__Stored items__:
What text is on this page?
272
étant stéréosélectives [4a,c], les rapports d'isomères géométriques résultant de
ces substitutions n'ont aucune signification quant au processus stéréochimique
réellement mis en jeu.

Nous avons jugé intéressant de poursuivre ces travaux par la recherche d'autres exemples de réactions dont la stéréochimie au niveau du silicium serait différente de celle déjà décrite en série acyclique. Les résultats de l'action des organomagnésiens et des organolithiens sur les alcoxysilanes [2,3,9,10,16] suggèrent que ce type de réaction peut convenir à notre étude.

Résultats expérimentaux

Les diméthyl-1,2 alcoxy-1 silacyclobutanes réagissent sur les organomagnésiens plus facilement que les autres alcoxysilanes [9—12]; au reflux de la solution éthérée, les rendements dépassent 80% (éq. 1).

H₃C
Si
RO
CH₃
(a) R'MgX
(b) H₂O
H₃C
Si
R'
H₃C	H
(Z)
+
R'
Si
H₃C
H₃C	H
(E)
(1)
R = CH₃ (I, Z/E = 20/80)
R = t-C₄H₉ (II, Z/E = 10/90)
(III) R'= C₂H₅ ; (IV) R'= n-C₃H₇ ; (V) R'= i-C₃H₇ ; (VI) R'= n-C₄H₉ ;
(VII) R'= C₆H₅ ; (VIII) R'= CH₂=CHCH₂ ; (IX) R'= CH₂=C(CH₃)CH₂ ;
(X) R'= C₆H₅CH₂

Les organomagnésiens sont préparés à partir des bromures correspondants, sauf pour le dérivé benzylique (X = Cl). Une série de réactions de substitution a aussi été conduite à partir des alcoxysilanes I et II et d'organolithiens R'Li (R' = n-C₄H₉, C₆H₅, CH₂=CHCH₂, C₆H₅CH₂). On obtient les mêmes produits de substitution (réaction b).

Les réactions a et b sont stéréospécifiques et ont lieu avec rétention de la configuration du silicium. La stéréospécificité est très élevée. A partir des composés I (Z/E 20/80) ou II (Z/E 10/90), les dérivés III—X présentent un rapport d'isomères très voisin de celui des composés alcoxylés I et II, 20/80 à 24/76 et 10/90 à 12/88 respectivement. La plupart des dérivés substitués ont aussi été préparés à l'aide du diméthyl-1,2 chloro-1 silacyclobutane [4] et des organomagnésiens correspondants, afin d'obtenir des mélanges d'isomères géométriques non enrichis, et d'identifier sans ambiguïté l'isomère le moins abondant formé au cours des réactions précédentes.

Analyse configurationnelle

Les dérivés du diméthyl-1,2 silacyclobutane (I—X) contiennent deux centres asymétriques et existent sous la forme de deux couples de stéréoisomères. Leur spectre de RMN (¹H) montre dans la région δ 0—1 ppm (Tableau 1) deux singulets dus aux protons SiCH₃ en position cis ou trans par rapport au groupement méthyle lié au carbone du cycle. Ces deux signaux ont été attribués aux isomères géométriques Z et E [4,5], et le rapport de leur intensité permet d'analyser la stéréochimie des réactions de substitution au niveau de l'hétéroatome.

__Written task__: Output every record above exactly as it appears.

__Finished task__:
What text is on this page?
272
étant stéréosélectives [4a,c], les rapports d'isomères géométriques résultant de
ces substitutions n'ont aucune signification quant au processus stéréochimique
réellement mis en jeu.

Nous avons jugé intéressant de poursuivre ces travaux par la recherche d'autres exemples de réactions dont la stéréochimie au niveau du silicium serait différente de celle déjà décrite en série acyclique. Les résultats de l'action des organomagnésiens et des organolithiens sur les alcoxysilanes [2,3,9,10,16] suggèrent que ce type de réaction peut convenir à notre étude.

Résultats expérimentaux

Les diméthyl-1,2 alcoxy-1 silacyclobutanes réagissent sur les organomagnésiens plus facilement que les autres alcoxysilanes [9—12]; au reflux de la solution éthérée, les rendements dépassent 80% (éq. 1).

H₃C
Si
RO
CH₃
(a) R'MgX
(b) H₂O
H₃C
Si
R'
H₃C	H
(Z)
+
R'
Si
H₃C
H₃C	H
(E)
(1)
R = CH₃ (I, Z/E = 20/80)
R = t-C₄H₉ (II, Z/E = 10/90)
(III) R'= C₂H₅ ; (IV) R'= n-C₃H₇ ; (V) R'= i-C₃H₇ ; (VI) R'= n-C₄H₉ ;
(VII) R'= C₆H₅ ; (VIII) R'= CH₂=CHCH₂ ; (IX) R'= CH₂=C(CH₃)CH₂ ;
(X) R'= C₆H₅CH₂

Les organomagnésiens sont préparés à partir des bromures correspondants, sauf pour le dérivé benzylique (X = Cl). Une série de réactions de substitution a aussi été conduite à partir des alcoxysilanes I et II et d'organolithiens R'Li (R' = n-C₄H₉, C₆H₅, CH₂=CHCH₂, C₆H₅CH₂). On obtient les mêmes produits de substitution (réaction b).

Les réactions a et b sont stéréospécifiques et ont lieu avec rétention de la configuration du silicium. La stéréospécificité est très élevée. A partir des composés I (Z/E 20/80) ou II (Z/E 10/90), les dérivés III—X présentent un rapport d'isomères très voisin de celui des composés alcoxylés I et II, 20/80 à 24/76 et 10/90 à 12/88 respectivement. La plupart des dérivés substitués ont aussi été préparés à l'aide du diméthyl-1,2 chloro-1 silacyclobutane [4] et des organomagnésiens correspondants, afin d'obtenir des mélanges d'isomères géométriques non enrichis, et d'identifier sans ambiguïté l'isomère le moins abondant formé au cours des réactions précédentes.

Analyse configurationnelle

Les dérivés du diméthyl-1,2 silacyclobutane (I—X) contiennent deux centres asymétriques et existent sous la forme de deux couples de stéréoisomères. Leur spectre de RMN (¹H) montre dans la région δ 0—1 ppm (Tableau 1) deux singulets dus aux protons SiCH₃ en position cis ou trans par rapport au groupement méthyle lié au carbone du cycle. Ces deux signaux ont été attribués aux isomères géométriques Z et E [4,5], et le rapport de leur intensité permet d'analyser la stéréochimie des réactions de substitution au niveau de l'hétéroatome.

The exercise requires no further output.